### Set problem
Give an exact copy of every line, leaving images out.

### Stored rows

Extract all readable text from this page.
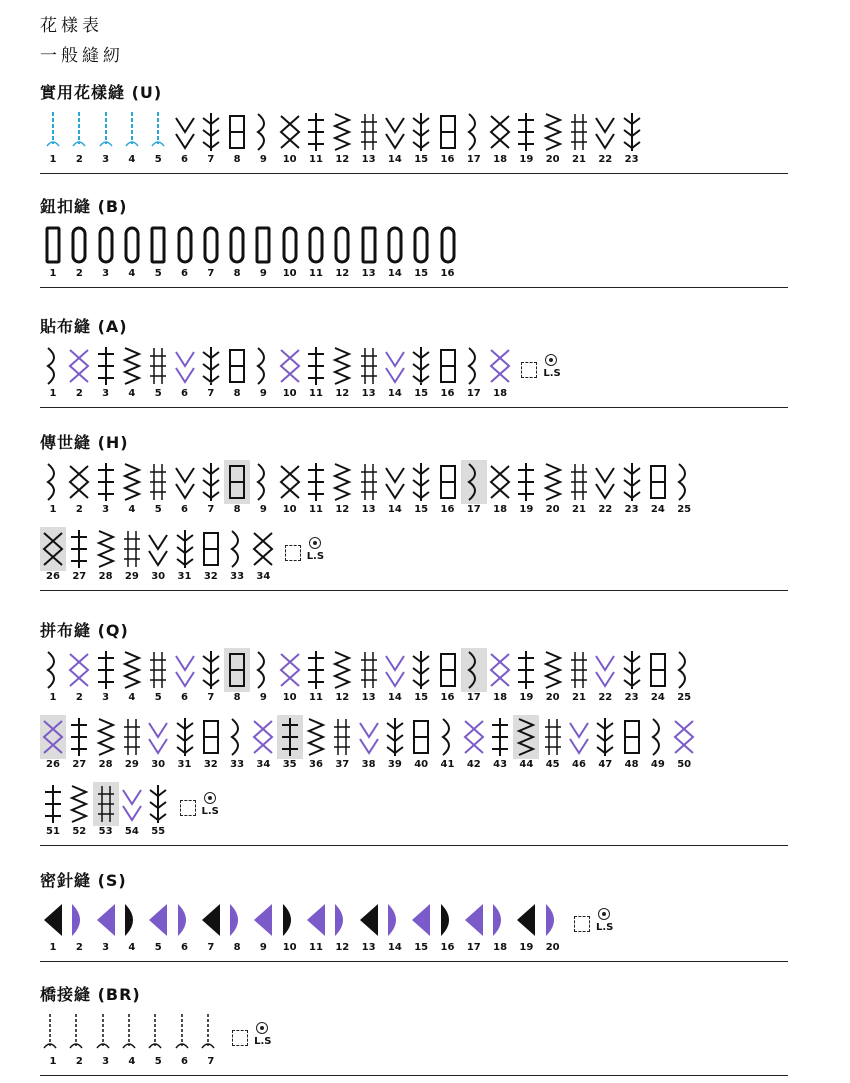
花樣表
一般縫紉
實用花樣縫 (U)
1	2	3	4	5	6	7	8	9	10	11	12	13	14	15	16	17	18	19	20	21	22	23
鈕扣縫 (B)
1	2	3	4	5	6	7	8	9	10	11	12	13	14	15	16
貼布縫 (A)
1	2	3	4	5	6	7	8	9	10	11	12	13	14	15	16	17	18
L.S
傳世縫 (H)
1	2	3	4	5	6	7	8	9	10	11	12	13	14	15	16	17	18	19	20	21	22	23	24	25
26	27	28	29	30	31	32	33	34
L.S
拼布縫 (Q)
1	2	3	4	5	6	7	8	9	10	11	12	13	14	15	16	17	18	19	20	21	22	23	24	25
26	27	28	29	30	31	32	33	34	35	36	37	38	39	40	41	42	43	44	45	46	47	48	49	50
51	52	53	54	55
L.S
密針縫 (S)
1	2	3	4	5	6	7	8	9	10	11	12	13	14	15	16	17	18	19	20
L.S
橋接縫 (BR)
1	2	3	4	5	6	7
L.S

### Solution
Extract all readable text from this page.
花樣表
一般縫紉
實用花樣縫 (U)
1	2	3	4	5	6	7	8	9	10	11	12	13	14	15	16	17	18	19	20	21	22	23
鈕扣縫 (B)
1	2	3	4	5	6	7	8	9	10	11	12	13	14	15	16
貼布縫 (A)
1	2	3	4	5	6	7	8	9	10	11	12	13	14	15	16	17	18
L.S
傳世縫 (H)
1	2	3	4	5	6	7	8	9	10	11	12	13	14	15	16	17	18	19	20	21	22	23	24	25
26	27	28	29	30	31	32	33	34
L.S
拼布縫 (Q)
1	2	3	4	5	6	7	8	9	10	11	12	13	14	15	16	17	18	19	20	21	22	23	24	25
26	27	28	29	30	31	32	33	34	35	36	37	38	39	40	41	42	43	44	45	46	47	48	49	50
51	52	53	54	55
L.S
密針縫 (S)
1	2	3	4	5	6	7	8	9	10	11	12	13	14	15	16	17	18	19	20
L.S
橋接縫 (BR)
1	2	3	4	5	6	7
L.S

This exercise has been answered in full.